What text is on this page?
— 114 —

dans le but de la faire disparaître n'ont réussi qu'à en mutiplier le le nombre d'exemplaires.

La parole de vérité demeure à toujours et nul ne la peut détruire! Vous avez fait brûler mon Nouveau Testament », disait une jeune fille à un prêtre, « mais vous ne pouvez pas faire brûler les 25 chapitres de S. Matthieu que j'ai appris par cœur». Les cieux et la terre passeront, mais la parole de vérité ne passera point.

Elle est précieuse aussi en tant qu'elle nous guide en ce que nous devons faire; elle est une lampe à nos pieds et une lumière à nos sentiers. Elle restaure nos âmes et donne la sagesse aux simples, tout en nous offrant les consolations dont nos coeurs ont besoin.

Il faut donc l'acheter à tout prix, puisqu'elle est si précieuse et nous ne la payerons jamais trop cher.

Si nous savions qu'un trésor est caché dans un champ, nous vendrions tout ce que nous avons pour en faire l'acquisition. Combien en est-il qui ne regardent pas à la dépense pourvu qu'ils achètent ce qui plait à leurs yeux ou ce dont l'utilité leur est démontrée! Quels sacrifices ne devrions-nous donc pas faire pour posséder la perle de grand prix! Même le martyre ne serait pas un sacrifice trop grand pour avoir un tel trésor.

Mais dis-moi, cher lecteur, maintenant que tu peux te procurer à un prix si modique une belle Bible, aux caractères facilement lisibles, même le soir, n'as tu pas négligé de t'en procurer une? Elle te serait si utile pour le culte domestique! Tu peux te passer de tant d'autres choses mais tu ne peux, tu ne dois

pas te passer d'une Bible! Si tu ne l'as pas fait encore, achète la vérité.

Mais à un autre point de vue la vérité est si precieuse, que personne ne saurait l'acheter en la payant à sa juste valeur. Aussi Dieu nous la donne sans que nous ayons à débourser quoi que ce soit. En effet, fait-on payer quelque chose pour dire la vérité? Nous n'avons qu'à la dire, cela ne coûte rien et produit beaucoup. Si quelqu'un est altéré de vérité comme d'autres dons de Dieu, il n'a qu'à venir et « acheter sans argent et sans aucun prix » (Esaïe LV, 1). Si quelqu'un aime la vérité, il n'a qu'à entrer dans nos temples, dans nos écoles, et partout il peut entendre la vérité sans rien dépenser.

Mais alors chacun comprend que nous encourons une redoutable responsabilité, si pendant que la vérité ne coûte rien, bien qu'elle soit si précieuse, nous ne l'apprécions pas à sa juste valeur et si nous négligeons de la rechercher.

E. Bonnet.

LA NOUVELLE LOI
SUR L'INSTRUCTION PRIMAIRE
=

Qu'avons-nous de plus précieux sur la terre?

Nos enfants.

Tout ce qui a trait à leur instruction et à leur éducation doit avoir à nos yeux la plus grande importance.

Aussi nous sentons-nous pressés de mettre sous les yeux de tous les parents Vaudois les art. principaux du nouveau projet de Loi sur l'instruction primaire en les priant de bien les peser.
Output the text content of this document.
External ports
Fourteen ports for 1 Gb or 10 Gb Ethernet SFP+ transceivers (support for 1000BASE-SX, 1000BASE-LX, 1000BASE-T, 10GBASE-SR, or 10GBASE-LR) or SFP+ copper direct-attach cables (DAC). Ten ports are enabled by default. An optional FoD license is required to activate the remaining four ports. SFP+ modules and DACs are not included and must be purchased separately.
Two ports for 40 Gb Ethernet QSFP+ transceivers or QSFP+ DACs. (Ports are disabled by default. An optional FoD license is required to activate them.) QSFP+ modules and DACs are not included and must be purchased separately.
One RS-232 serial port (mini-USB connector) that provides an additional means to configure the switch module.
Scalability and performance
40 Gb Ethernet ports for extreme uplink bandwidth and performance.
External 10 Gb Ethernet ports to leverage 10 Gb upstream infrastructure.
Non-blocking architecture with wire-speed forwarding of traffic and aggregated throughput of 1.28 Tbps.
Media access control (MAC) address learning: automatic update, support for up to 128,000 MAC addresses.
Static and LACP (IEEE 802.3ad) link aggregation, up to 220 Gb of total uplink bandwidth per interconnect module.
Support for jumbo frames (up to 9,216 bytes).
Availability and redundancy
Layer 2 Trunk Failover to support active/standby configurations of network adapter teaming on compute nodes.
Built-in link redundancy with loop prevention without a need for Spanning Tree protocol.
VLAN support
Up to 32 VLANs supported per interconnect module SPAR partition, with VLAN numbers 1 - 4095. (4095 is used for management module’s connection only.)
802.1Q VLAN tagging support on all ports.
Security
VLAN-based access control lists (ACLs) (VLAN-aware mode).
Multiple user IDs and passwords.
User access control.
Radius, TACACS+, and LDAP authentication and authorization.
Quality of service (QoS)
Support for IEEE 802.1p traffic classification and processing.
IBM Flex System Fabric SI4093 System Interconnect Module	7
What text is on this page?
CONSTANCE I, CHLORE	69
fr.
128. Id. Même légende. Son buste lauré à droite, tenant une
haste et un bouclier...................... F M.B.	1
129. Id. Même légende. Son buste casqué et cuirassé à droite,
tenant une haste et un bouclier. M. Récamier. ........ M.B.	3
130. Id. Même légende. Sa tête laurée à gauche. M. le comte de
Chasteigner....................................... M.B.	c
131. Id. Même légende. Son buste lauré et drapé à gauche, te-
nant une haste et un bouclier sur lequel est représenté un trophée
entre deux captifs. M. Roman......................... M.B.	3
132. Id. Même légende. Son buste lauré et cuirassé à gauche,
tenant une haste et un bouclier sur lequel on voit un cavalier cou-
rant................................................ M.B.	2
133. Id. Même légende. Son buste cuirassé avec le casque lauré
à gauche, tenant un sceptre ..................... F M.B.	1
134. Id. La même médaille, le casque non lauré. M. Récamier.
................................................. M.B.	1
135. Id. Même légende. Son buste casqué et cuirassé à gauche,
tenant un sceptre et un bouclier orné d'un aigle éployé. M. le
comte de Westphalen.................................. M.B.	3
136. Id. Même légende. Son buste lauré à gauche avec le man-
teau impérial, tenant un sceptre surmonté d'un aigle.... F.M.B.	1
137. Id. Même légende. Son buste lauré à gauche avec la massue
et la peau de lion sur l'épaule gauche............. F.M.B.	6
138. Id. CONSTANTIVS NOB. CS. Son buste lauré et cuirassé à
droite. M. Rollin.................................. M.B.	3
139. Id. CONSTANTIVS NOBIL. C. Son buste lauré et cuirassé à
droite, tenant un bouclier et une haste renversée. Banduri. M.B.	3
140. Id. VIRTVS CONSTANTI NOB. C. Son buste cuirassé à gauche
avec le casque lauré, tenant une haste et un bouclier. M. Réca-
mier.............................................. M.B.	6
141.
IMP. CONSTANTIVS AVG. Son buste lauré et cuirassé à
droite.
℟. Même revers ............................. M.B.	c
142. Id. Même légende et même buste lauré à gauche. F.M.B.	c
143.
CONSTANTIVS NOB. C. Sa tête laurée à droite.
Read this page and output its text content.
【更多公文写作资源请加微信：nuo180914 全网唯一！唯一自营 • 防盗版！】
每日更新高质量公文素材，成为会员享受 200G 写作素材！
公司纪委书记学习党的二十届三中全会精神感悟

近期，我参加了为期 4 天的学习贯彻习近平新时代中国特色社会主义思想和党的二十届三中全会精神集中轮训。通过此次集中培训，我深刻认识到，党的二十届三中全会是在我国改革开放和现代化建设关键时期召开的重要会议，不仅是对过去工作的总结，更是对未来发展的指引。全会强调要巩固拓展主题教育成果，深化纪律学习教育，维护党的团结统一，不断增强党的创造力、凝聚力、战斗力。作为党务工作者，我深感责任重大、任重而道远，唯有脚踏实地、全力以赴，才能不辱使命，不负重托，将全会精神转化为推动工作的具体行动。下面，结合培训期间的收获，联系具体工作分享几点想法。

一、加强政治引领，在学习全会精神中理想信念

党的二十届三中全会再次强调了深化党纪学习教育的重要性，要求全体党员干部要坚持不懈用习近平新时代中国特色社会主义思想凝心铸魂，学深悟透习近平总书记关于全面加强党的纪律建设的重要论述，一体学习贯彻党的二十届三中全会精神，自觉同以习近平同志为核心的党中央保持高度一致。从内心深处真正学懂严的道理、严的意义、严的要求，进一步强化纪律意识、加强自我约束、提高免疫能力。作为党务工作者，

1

# # #

* **Task prompt**: From the data above, copy each line where the string "bandwidth" appears.

* **Finished answer**:
40 Gb Ethernet ports for extreme uplink bandwidth and performance.
Static and LACP (IEEE 802.3ad) link aggregation, up to 220 Gb of total uplink bandwidth per interconnect module.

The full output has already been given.